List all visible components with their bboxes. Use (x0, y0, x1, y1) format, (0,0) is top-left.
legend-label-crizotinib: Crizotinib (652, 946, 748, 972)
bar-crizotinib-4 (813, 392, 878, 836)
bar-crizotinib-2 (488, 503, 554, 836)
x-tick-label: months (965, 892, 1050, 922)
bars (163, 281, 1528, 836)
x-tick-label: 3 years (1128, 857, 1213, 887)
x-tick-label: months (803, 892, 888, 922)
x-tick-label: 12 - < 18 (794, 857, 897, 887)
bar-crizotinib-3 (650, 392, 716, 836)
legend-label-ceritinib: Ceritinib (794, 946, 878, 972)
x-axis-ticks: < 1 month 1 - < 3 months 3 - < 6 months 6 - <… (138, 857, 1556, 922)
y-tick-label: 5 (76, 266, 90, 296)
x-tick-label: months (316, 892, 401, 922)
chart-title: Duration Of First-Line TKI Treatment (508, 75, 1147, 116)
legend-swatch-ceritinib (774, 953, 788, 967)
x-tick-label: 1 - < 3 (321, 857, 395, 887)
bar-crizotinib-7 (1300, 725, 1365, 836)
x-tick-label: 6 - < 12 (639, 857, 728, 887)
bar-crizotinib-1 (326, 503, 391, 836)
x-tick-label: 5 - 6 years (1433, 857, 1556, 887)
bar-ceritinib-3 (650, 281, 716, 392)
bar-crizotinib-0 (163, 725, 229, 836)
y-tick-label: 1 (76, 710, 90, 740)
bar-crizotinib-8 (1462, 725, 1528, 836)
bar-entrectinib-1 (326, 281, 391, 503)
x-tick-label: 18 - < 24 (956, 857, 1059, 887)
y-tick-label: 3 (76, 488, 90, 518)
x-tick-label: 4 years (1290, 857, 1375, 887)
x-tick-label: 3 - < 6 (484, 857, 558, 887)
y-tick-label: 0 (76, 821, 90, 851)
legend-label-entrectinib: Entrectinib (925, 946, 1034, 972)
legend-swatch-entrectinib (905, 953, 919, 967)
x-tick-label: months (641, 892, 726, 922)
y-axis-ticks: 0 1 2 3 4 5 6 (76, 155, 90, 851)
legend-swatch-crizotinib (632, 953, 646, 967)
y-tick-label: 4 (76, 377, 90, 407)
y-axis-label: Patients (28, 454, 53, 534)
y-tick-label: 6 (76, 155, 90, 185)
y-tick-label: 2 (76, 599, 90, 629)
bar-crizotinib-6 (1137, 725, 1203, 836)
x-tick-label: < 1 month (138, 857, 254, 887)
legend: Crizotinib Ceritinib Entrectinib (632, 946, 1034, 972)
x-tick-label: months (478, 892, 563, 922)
┄┄┄┄┄┄┄┄┄┄
■ EXERCISE DETAILS ■
Reproduce the data exactly, altering nothing.

■ SOLUTION FOR THIS TASK ■
List all visible components with their bboxes. Use (x0, y0, x1, y1) format, (0,0) is top-left.
legend-label-crizotinib: Crizotinib (652, 946, 748, 972)
bar-crizotinib-4 (813, 392, 878, 836)
bar-crizotinib-2 (488, 503, 554, 836)
x-tick-label: months (965, 892, 1050, 922)
bars (163, 281, 1528, 836)
x-tick-label: 3 years (1128, 857, 1213, 887)
x-tick-label: months (803, 892, 888, 922)
x-tick-label: 12 - < 18 (794, 857, 897, 887)
bar-crizotinib-3 (650, 392, 716, 836)
legend-label-ceritinib: Ceritinib (794, 946, 878, 972)
x-axis-ticks: < 1 month 1 - < 3 months 3 - < 6 months 6 - <… (138, 857, 1556, 922)
y-tick-label: 5 (76, 266, 90, 296)
x-tick-label: months (316, 892, 401, 922)
chart-title: Duration Of First-Line TKI Treatment (508, 75, 1147, 116)
legend-swatch-ceritinib (774, 953, 788, 967)
x-tick-label: 1 - < 3 (321, 857, 395, 887)
bar-crizotinib-7 (1300, 725, 1365, 836)
x-tick-label: 6 - < 12 (639, 857, 728, 887)
bar-crizotinib-1 (326, 503, 391, 836)
x-tick-label: 5 - 6 years (1433, 857, 1556, 887)
bar-ceritinib-3 (650, 281, 716, 392)
bar-crizotinib-0 (163, 725, 229, 836)
y-tick-label: 1 (76, 710, 90, 740)
bar-crizotinib-8 (1462, 725, 1528, 836)
bar-entrectinib-1 (326, 281, 391, 503)
x-tick-label: 18 - < 24 (956, 857, 1059, 887)
y-tick-label: 3 (76, 488, 90, 518)
x-tick-label: 4 years (1290, 857, 1375, 887)
x-tick-label: 3 - < 6 (484, 857, 558, 887)
y-tick-label: 0 (76, 821, 90, 851)
legend-label-entrectinib: Entrectinib (925, 946, 1034, 972)
legend-swatch-entrectinib (905, 953, 919, 967)
x-tick-label: months (641, 892, 726, 922)
y-axis-ticks: 0 1 2 3 4 5 6 (76, 155, 90, 851)
legend-swatch-crizotinib (632, 953, 646, 967)
y-tick-label: 4 (76, 377, 90, 407)
y-axis-label: Patients (28, 454, 53, 534)
y-tick-label: 6 (76, 155, 90, 185)
y-tick-label: 2 (76, 599, 90, 629)
bar-crizotinib-6 (1137, 725, 1203, 836)
x-tick-label: < 1 month (138, 857, 254, 887)
legend: Crizotinib Ceritinib Entrectinib (632, 946, 1034, 972)
x-tick-label: months (478, 892, 563, 922)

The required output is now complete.